### Data in this exercise
## begin

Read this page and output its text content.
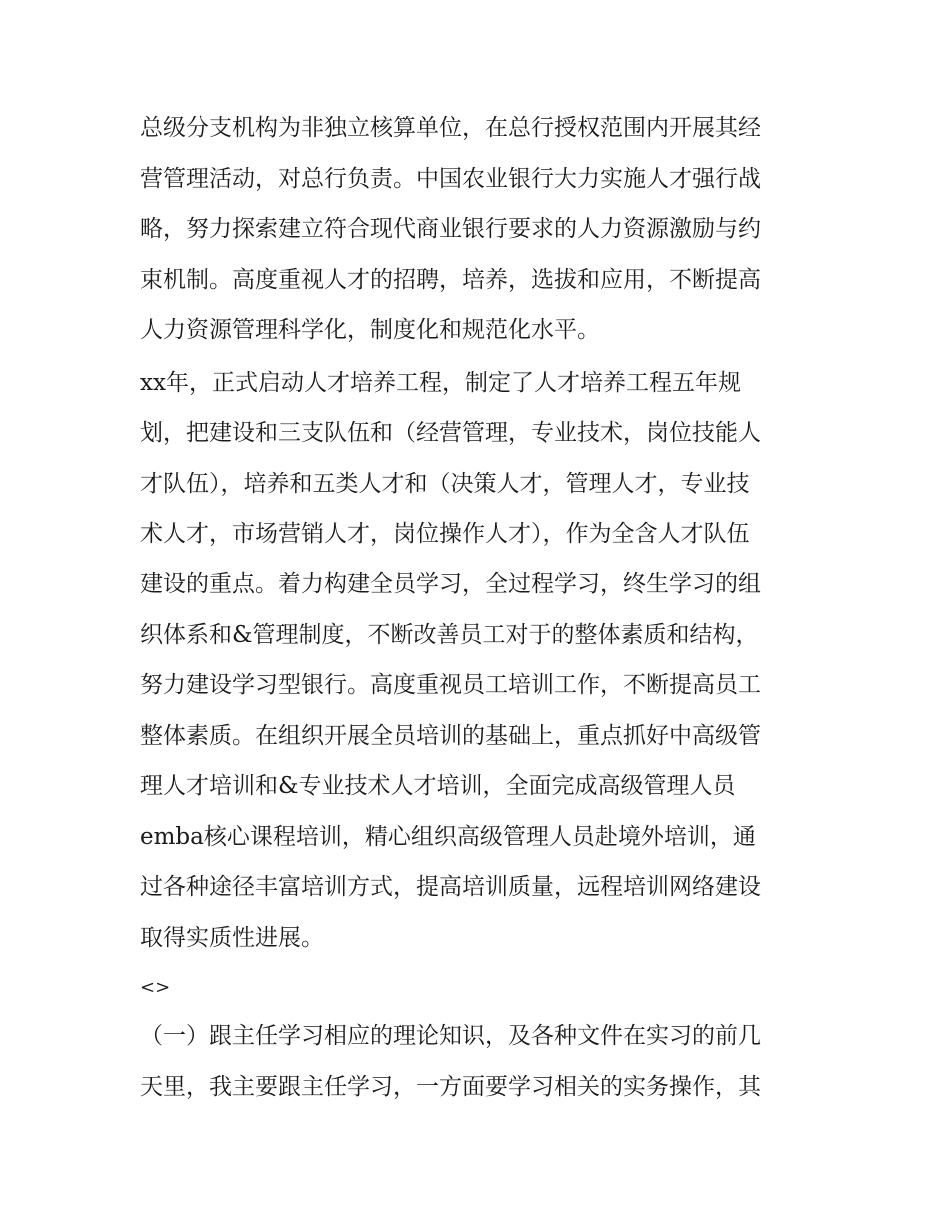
总级分支机构为非独立核算单位，在总行授权范围内开展其经

营管理活动，对总行负责。中国农业银行大力实施人才强行战

略，努力探索建立符合现代商业银行要求的人力资源激励与约

束机制。高度重视人才的招聘，培养，选拔和应用，不断提高

人力资源管理科学化，制度化和规范化水平。

xx年，正式启动人才培养工程，制定了人才培养工程五年规

划，把建设和三支队伍和（经营管理，专业技术，岗位技能人

才队伍），培养和五类人才和（决策人才，管理人才，专业技

术人才，市场营销人才，岗位操作人才），作为全含人才队伍

建设的重点。着力构建全员学习，全过程学习，终生学习的组

织体系和&管理制度，不断改善员工对于的整体素质和结构，

努力建设学习型银行。高度重视员工培训工作，不断提高员工

整体素质。在组织开展全员培训的基础上，重点抓好中高级管

理人才培训和&专业技术人才培训，全面完成高级管理人员

emba核心课程培训，精心组织高级管理人员赴境外培训，通

过各种途径丰富培训方式，提高培训质量，远程培训网络建设

取得实质性进展。

<>

（一）跟主任学习相应的理论知识，及各种文件在实习的前几

天里，我主要跟主任学习，一方面要学习相关的实务操作，其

## end

### Written exercise
All of the material above should be reproduced exactly, except the pictures.

### Solution to the problem
Read this page and output its text content.
总级分支机构为非独立核算单位，在总行授权范围内开展其经

营管理活动，对总行负责。中国农业银行大力实施人才强行战

略，努力探索建立符合现代商业银行要求的人力资源激励与约

束机制。高度重视人才的招聘，培养，选拔和应用，不断提高

人力资源管理科学化，制度化和规范化水平。

xx年，正式启动人才培养工程，制定了人才培养工程五年规

划，把建设和三支队伍和（经营管理，专业技术，岗位技能人

才队伍），培养和五类人才和（决策人才，管理人才，专业技

术人才，市场营销人才，岗位操作人才），作为全含人才队伍

建设的重点。着力构建全员学习，全过程学习，终生学习的组

织体系和&管理制度，不断改善员工对于的整体素质和结构，

努力建设学习型银行。高度重视员工培训工作，不断提高员工

整体素质。在组织开展全员培训的基础上，重点抓好中高级管

理人才培训和&专业技术人才培训，全面完成高级管理人员

emba核心课程培训，精心组织高级管理人员赴境外培训，通

过各种途径丰富培训方式，提高培训质量，远程培训网络建设

取得实质性进展。

<>

（一）跟主任学习相应的理论知识，及各种文件在实习的前几

天里，我主要跟主任学习，一方面要学习相关的实务操作，其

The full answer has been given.